• GIVEN EXERCISE: Wherever the word "культуры" turns up in a line of the entries, copy that line.

* Start SUPPLIED DATA *

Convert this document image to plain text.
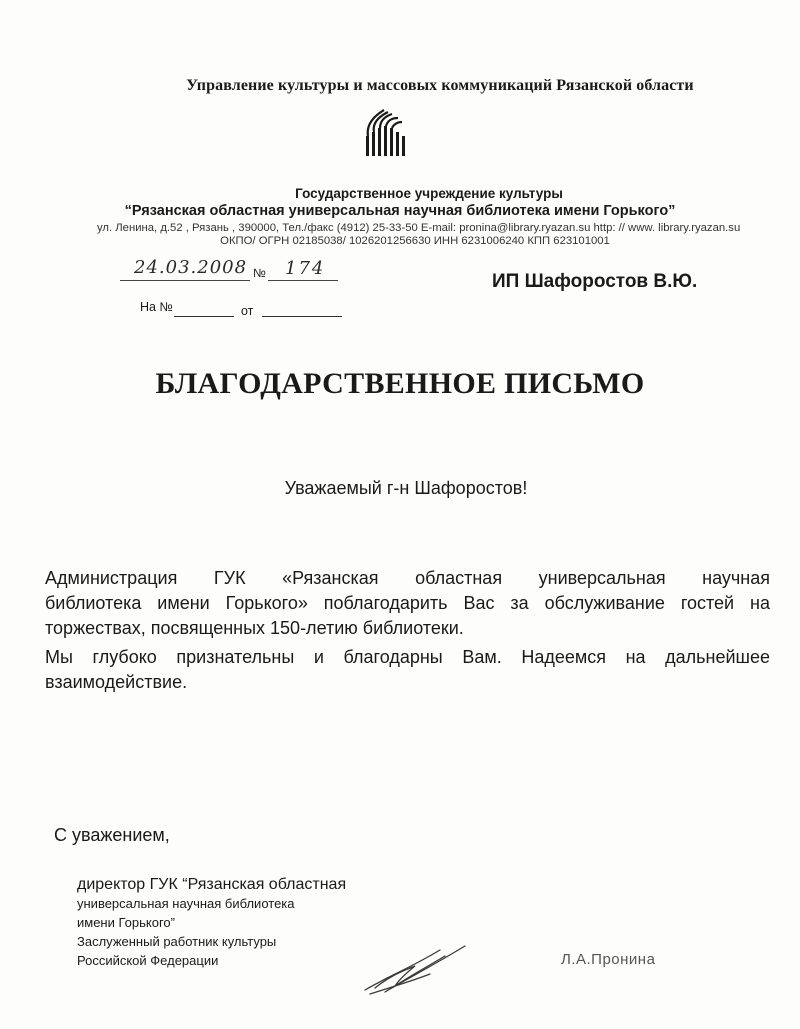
Управление культуры и массовых коммуникаций Рязанской области
Государственное учреждение культуры
“Рязанская областная универсальная научная библиотека имени Горького”
ул. Ленина, д.52 , Рязань , 390000, Тел./факс (4912) 25-33-50 E-mail: pronina@library.ryazan.su http: // www. library.ryazan.su
ОКПО/ ОГРН 02185038/ 1026201256630 ИНН 6231006240 КПП 623101001
24.03.2008 № 174
ИП Шафоростов В.Ю.
На №	от
БЛАГОДАРСТВЕННОЕ ПИСЬМО
Уважаемый г-н Шафоростов!
Администрация ГУК «Рязанская областная универсальная научная
библиотека имени Горького» поблагодарить Вас за обслуживание гостей на
торжествах, посвященных 150-летию библиотеки.
Мы глубоко признательны и благодарны Вам. Надеемся на дальнейшее
взаимодействие.
С уважением,
директор ГУК “Рязанская областная
универсальная научная библиотека
имени Горького”
Заслуженный работник культуры
Российской Федерации	Л.А.Пронина
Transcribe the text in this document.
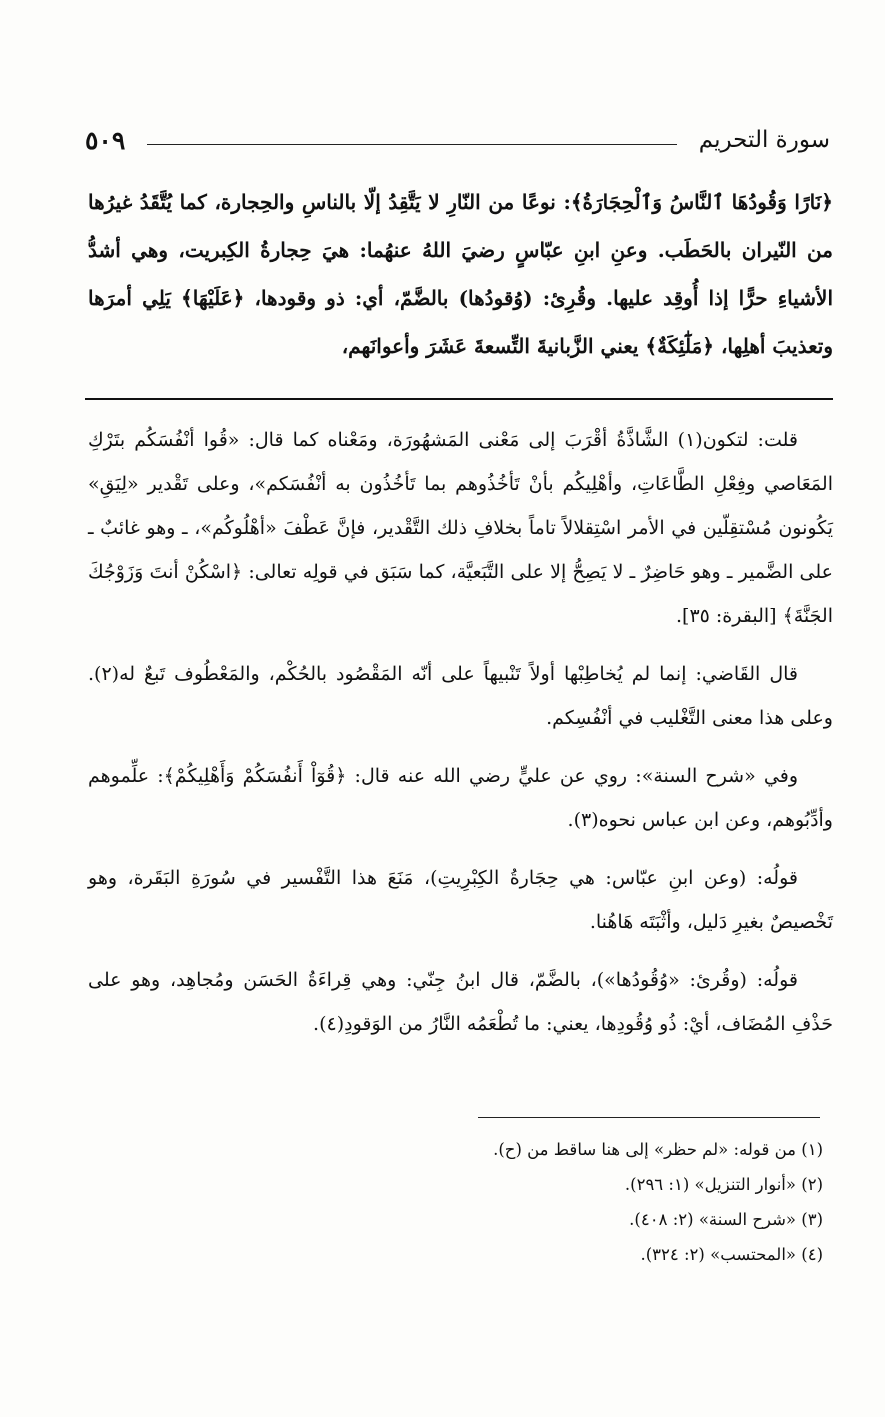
سورة التحريم
٥٠٩
﴿نَارًا وَقُودُهَا ٱلنَّاسُ وَٱلْحِجَارَةُ﴾: نوعًا من النّارِ لا يَتَّقِدُ إلّا بالناسِ والحِجارة، كما يُتَّقَدُ غيرُها من النّيران بالحَطَب. وعنِ ابنِ عبّاسٍ رضيَ اللهُ عنهُما: هيَ حِجارةُ الكِبريت، وهي أشدُّ الأشياءِ حرًّا إذا أُوقِد عليها. وقُرِئ: (وُقودُها) بالضَّمّ، أي: ذو وقودها، ﴿عَلَيْهَا﴾ يَلِي أمرَها وتعذيبَ أهلِها، ﴿مَلَٰٓئِكَةٌ﴾ يعني الزَّبانيةَ التِّسعةَ عَشَرَ وأعوانَهم،

قلت: لتكون(١) الشَّاذَّةُ أقْرَبَ إلى مَعْنى المَشهُورَة، ومَعْناه كما قال: «قُوا أنْفُسَكُم بتَرْكِ المَعَاصي وفِعْلِ الطَّاعَاتِ، وأهْلِيكُم بأنْ تَأخُذُوهم بما تَأخُذُون به أنْفُسَكم»، وعلى تَقْدير «لِيَقِ» يَكُونون مُسْتقِلّين في الأمر اسْتِقلالاً تاماً بخلافِ ذلك التَّقْدير، فإنَّ عَطْفَ «أهْلُوكُم»، ـ وهو غائبٌ ـ على الضَّمير ـ وهو حَاضِرٌ ـ لا يَصِحُّ إلا على التَّبَعيَّة، كما سَبَق في قولِه تعالى: ﴿اسْكُنْ أنتَ وَزَوْجُكَ الجَنَّةَ﴾ [البقرة: ٣٥].

قال القَاضي: إنما لم يُخاطِبْها أولاً تَنْبيهاً على أنّه المَقْصُود بالحُكْم، والمَعْطُوف تَبعٌ له(٢). وعلى هذا معنى التَّغْليب في أنْفُسِكم.

وفي «شرح السنة»: روي عن عليٍّ رضي الله عنه قال: ﴿قُوٓاْ أَنفُسَكُمْ وَأَهْلِيكُمْ﴾: علِّموهم وأدِّبُوهم، وعن ابن عباس نحوه(٣).

قولُه: (وعن ابنِ عبّاس: هي حِجَارةُ الكِبْرِيتِ)، مَنَعَ هذا التَّفْسير في سُورَةِ البَقَرة، وهو تَخْصيصٌ بغيرِ دَليل، وأثْبَتَه هَاهُنا.

قولُه: (وقُرئ: «وُقُودُها»)، بالضَّمّ، قال ابنُ جِنّي: وهي قِراءَةُ الحَسَن ومُجاهِد، وهو على حَذْفِ المُضَاف، أيْ: ذُو وُقُودِها، يعني: ما تُطْعَمُه النَّارُ من الوَقودِ(٤).

(١) من قوله: «لم حظر» إلى هنا ساقط من (ح).
(٢) «أنوار التنزيل» (١: ٢٩٦).
(٣) «شرح السنة» (٢: ٤٠٨).
(٤) «المحتسب» (٢: ٣٢٤).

* End SUPPLIED DATA *

• OUTPUT OF THE TASK:
Управление культуры и массовых коммуникаций Рязанской области
Государственное учреждение культуры
Заслуженный работник культуры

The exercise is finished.